THE REQUEST
Make a tally of the lines in the records that include the string "this", and give only that number.

PROVIDED DATA

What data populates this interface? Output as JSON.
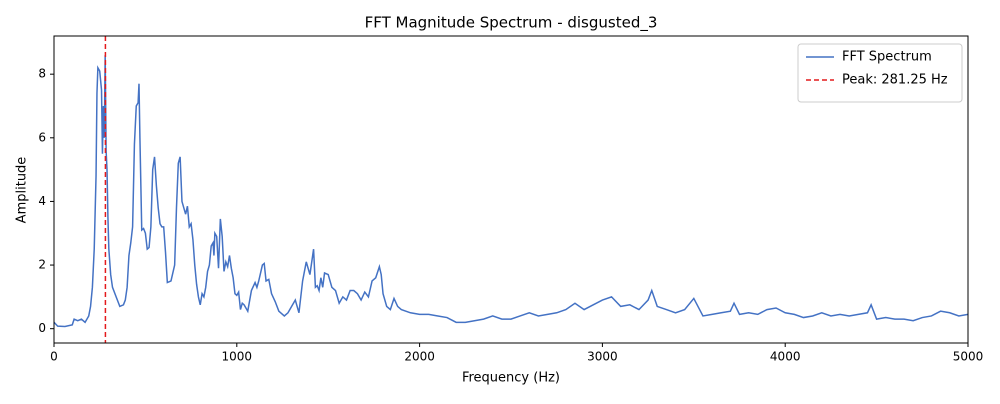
{
  "chart_data": {
    "type": "line",
    "title": "FFT Magnitude Spectrum - disgusted_3",
    "xlabel": "Frequency (Hz)",
    "ylabel": "Amplitude",
    "x": [
      0,
      20,
      60,
      100,
      110,
      130,
      150,
      170,
      190,
      200,
      210,
      220,
      230,
      235,
      240,
      250,
      260,
      265,
      270,
      275,
      280,
      285,
      290,
      295,
      300,
      310,
      320,
      340,
      360,
      380,
      390,
      400,
      410,
      420,
      430,
      440,
      450,
      460,
      465,
      470,
      480,
      490,
      500,
      510,
      520,
      530,
      540,
      550,
      560,
      570,
      580,
      590,
      600,
      610,
      620,
      640,
      660,
      670,
      680,
      690,
      700,
      710,
      720,
      730,
      740,
      750,
      760,
      770,
      780,
      790,
      800,
      810,
      820,
      830,
      840,
      850,
      860,
      870,
      875,
      880,
      890,
      900,
      910,
      920,
      930,
      940,
      950,
      960,
      970,
      980,
      990,
      1000,
      1010,
      1020,
      1030,
      1040,
      1060,
      1080,
      1100,
      1110,
      1120,
      1140,
      1150,
      1160,
      1175,
      1190,
      1210,
      1230,
      1260,
      1280,
      1300,
      1320,
      1340,
      1360,
      1380,
      1400,
      1420,
      1430,
      1440,
      1450,
      1460,
      1470,
      1480,
      1500,
      1520,
      1540,
      1560,
      1580,
      1600,
      1620,
      1640,
      1660,
      1680,
      1700,
      1720,
      1740,
      1760,
      1780,
      1790,
      1800,
      1820,
      1840,
      1860,
      1880,
      1900,
      1950,
      2000,
      2050,
      2100,
      2150,
      2200,
      2250,
      2300,
      2350,
      2400,
      2450,
      2500,
      2550,
      2600,
      2650,
      2700,
      2750,
      2800,
      2850,
      2900,
      2950,
      3000,
      3050,
      3100,
      3150,
      3200,
      3250,
      3270,
      3300,
      3350,
      3400,
      3450,
      3500,
      3550,
      3600,
      3650,
      3700,
      3720,
      3750,
      3800,
      3850,
      3900,
      3950,
      4000,
      4050,
      4100,
      4150,
      4200,
      4250,
      4300,
      4350,
      4400,
      4450,
      4470,
      4500,
      4550,
      4600,
      4650,
      4700,
      4750,
      4800,
      4850,
      4900,
      4950,
      5000
    ],
    "series": [
      {
        "name": "FFT Spectrum",
        "color": "#4472c4",
        "values": [
          0.2,
          0.08,
          0.07,
          0.12,
          0.3,
          0.25,
          0.3,
          0.2,
          0.4,
          0.7,
          1.3,
          2.5,
          4.8,
          7.4,
          8.2,
          8.1,
          7.5,
          5.5,
          7.0,
          6.0,
          8.6,
          5.6,
          5.0,
          3.5,
          2.5,
          1.7,
          1.3,
          1.0,
          0.7,
          0.75,
          0.9,
          1.3,
          2.3,
          2.7,
          3.2,
          5.8,
          7.0,
          7.1,
          7.7,
          6.0,
          3.1,
          3.15,
          3.0,
          2.5,
          2.55,
          3.2,
          5.0,
          5.4,
          4.5,
          3.8,
          3.3,
          3.2,
          3.2,
          2.4,
          1.45,
          1.5,
          2.0,
          3.8,
          5.2,
          5.4,
          4.0,
          3.8,
          3.6,
          3.85,
          3.2,
          3.3,
          2.8,
          2.0,
          1.4,
          1.0,
          0.75,
          1.1,
          1.0,
          1.3,
          1.8,
          2.0,
          2.6,
          2.7,
          2.3,
          3.0,
          2.9,
          1.9,
          3.45,
          2.9,
          1.8,
          2.1,
          1.95,
          2.3,
          1.9,
          1.6,
          1.1,
          1.05,
          1.15,
          0.6,
          0.8,
          0.75,
          0.55,
          1.2,
          1.45,
          1.3,
          1.5,
          2.0,
          2.05,
          1.5,
          1.55,
          1.1,
          0.85,
          0.55,
          0.4,
          0.5,
          0.7,
          0.9,
          0.5,
          1.5,
          2.1,
          1.7,
          2.5,
          1.3,
          1.35,
          1.2,
          1.6,
          1.3,
          1.75,
          1.7,
          1.3,
          1.2,
          0.8,
          1.0,
          0.9,
          1.2,
          1.2,
          1.1,
          0.9,
          1.15,
          1.0,
          1.5,
          1.6,
          1.95,
          1.7,
          1.1,
          0.7,
          0.6,
          0.95,
          0.7,
          0.6,
          0.5,
          0.45,
          0.45,
          0.4,
          0.35,
          0.2,
          0.2,
          0.25,
          0.3,
          0.4,
          0.3,
          0.3,
          0.4,
          0.5,
          0.4,
          0.45,
          0.5,
          0.6,
          0.8,
          0.6,
          0.75,
          0.9,
          1.0,
          0.7,
          0.75,
          0.6,
          0.9,
          1.2,
          0.7,
          0.6,
          0.5,
          0.6,
          0.95,
          0.4,
          0.45,
          0.5,
          0.55,
          0.8,
          0.45,
          0.5,
          0.45,
          0.6,
          0.65,
          0.5,
          0.45,
          0.35,
          0.4,
          0.5,
          0.4,
          0.45,
          0.4,
          0.45,
          0.5,
          0.75,
          0.3,
          0.35,
          0.3,
          0.3,
          0.25,
          0.35,
          0.4,
          0.55,
          0.5,
          0.4,
          0.45
        ]
      }
    ],
    "reference_line": {
      "x": 281.25,
      "name": "Peak: 281.25 Hz",
      "color": "#e41a1c"
    },
    "xlim": [
      0,
      5000
    ],
    "xticks": [
      0,
      1000,
      2000,
      3000,
      4000,
      5000
    ],
    "ylim": [
      -0.45,
      9.2
    ],
    "yticks": [
      0,
      2,
      4,
      6,
      8
    ],
    "grid": false,
    "legend": "upper right"
  }
}
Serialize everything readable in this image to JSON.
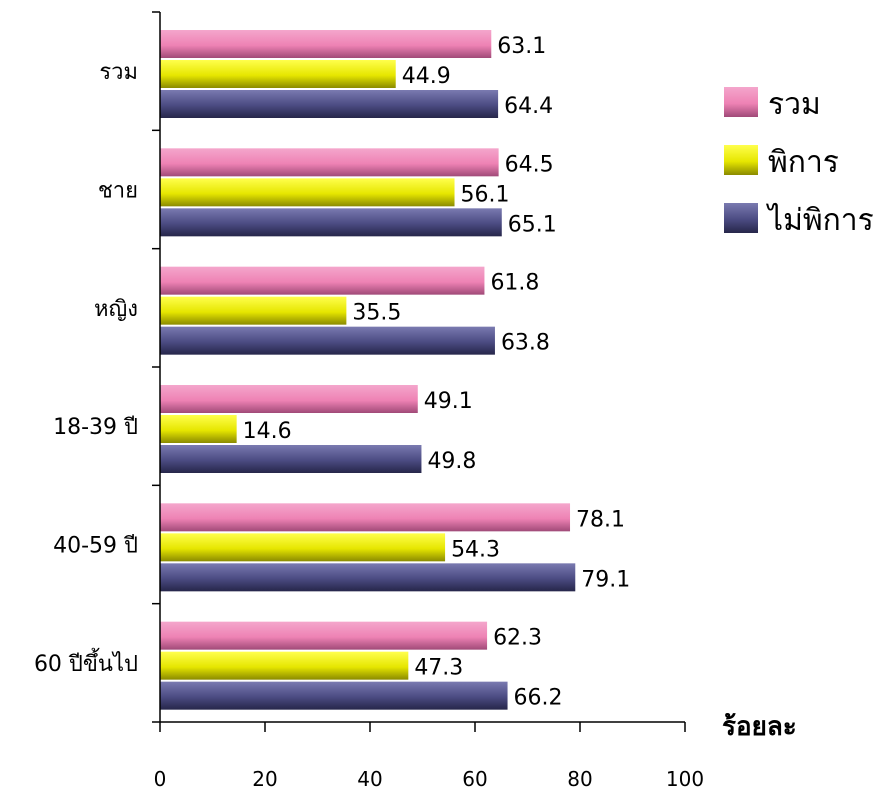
{
  "chart_data": {
    "type": "bar",
    "orientation": "horizontal",
    "categories": [
      "รวม",
      "ชาย",
      "หญิง",
      "18-39 ปี",
      "40-59 ปี",
      "60 ปีขึ้นไป"
    ],
    "series": [
      {
        "name": "รวม",
        "color": "#ee82b4",
        "values": [
          63.1,
          64.5,
          61.8,
          49.1,
          78.1,
          62.3
        ]
      },
      {
        "name": "พิการ",
        "color": "#e6e600",
        "values": [
          44.9,
          56.1,
          35.5,
          14.6,
          54.3,
          47.3
        ]
      },
      {
        "name": "ไม่พิการ",
        "color": "#4b4b82",
        "values": [
          64.4,
          65.1,
          63.8,
          49.8,
          79.1,
          66.2
        ]
      }
    ],
    "xlim": [
      0,
      100
    ],
    "xticks": [
      "0",
      "20",
      "40",
      "60",
      "80",
      "100"
    ],
    "xlabel": "ร้อยละ",
    "legend_position": "right",
    "grid": false
  }
}
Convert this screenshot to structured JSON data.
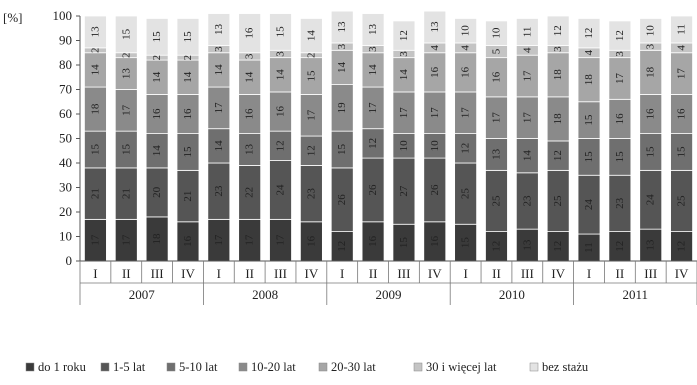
{
  "chart_data": {
    "type": "bar",
    "stacked": true,
    "percent_stacked": true,
    "ylabel": "[%]",
    "ylim": [
      0,
      100
    ],
    "yticks": [
      0,
      10,
      20,
      30,
      40,
      50,
      60,
      70,
      80,
      90,
      100
    ],
    "grid": false,
    "legend_position": "bottom",
    "years": [
      "2007",
      "2008",
      "2009",
      "2010",
      "2011"
    ],
    "categories": [
      "I",
      "II",
      "III",
      "IV",
      "I",
      "II",
      "III",
      "IV",
      "I",
      "II",
      "III",
      "IV",
      "I",
      "II",
      "III",
      "IV",
      "I",
      "II",
      "III",
      "IV"
    ],
    "series": [
      {
        "name": "do 1 roku",
        "color": "#3a3a3a",
        "values": [
          17,
          17,
          18,
          16,
          17,
          17,
          17,
          16,
          12,
          16,
          15,
          16,
          15,
          12,
          13,
          12,
          11,
          12,
          13,
          12
        ]
      },
      {
        "name": "1-5 lat",
        "color": "#555555",
        "values": [
          21,
          21,
          20,
          21,
          23,
          22,
          24,
          23,
          26,
          26,
          27,
          26,
          25,
          25,
          23,
          25,
          24,
          23,
          24,
          25
        ]
      },
      {
        "name": "5-10 lat",
        "color": "#6f6f6f",
        "values": [
          15,
          15,
          14,
          15,
          14,
          13,
          12,
          12,
          15,
          12,
          10,
          10,
          12,
          13,
          14,
          12,
          15,
          15,
          15,
          15
        ]
      },
      {
        "name": "10-20 lat",
        "color": "#8a8a8a",
        "values": [
          18,
          17,
          16,
          16,
          17,
          16,
          16,
          17,
          19,
          17,
          17,
          17,
          17,
          17,
          17,
          18,
          15,
          16,
          16,
          16
        ]
      },
      {
        "name": "20-30 lat",
        "color": "#a6a6a6",
        "values": [
          14,
          13,
          14,
          14,
          14,
          14,
          14,
          15,
          14,
          14,
          14,
          16,
          16,
          16,
          17,
          18,
          18,
          17,
          18,
          17
        ]
      },
      {
        "name": "30 i więcej lat",
        "color": "#c4c4c4",
        "values": [
          2,
          2,
          2,
          2,
          3,
          3,
          3,
          2,
          3,
          3,
          3,
          4,
          4,
          5,
          4,
          3,
          4,
          3,
          3,
          4
        ]
      },
      {
        "name": "bez stażu",
        "color": "#e3e3e3",
        "values": [
          13,
          15,
          15,
          15,
          13,
          16,
          15,
          14,
          13,
          13,
          12,
          13,
          10,
          10,
          11,
          12,
          12,
          12,
          10,
          11
        ]
      }
    ]
  }
}
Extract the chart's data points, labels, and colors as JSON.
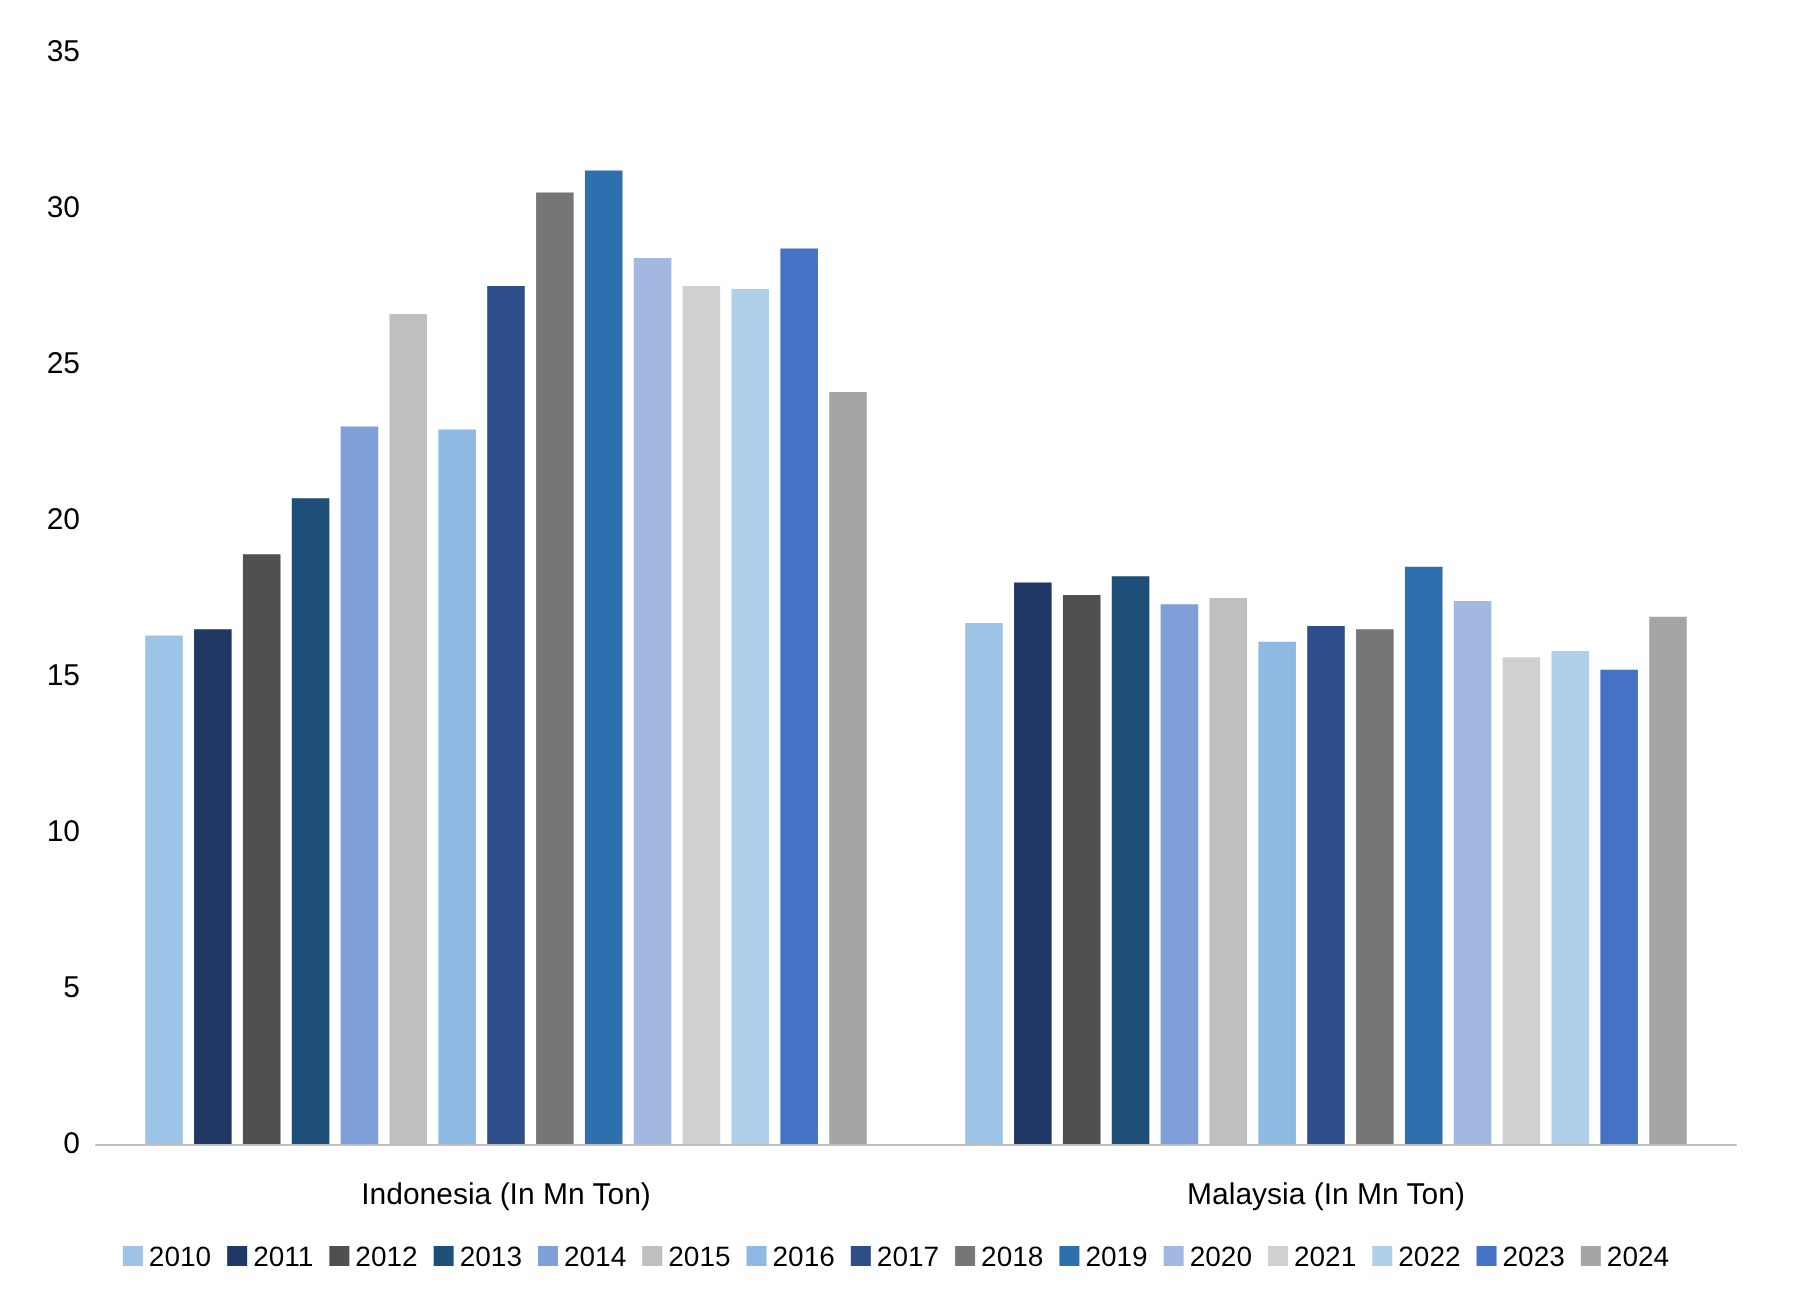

EXERCISE ANSWER
3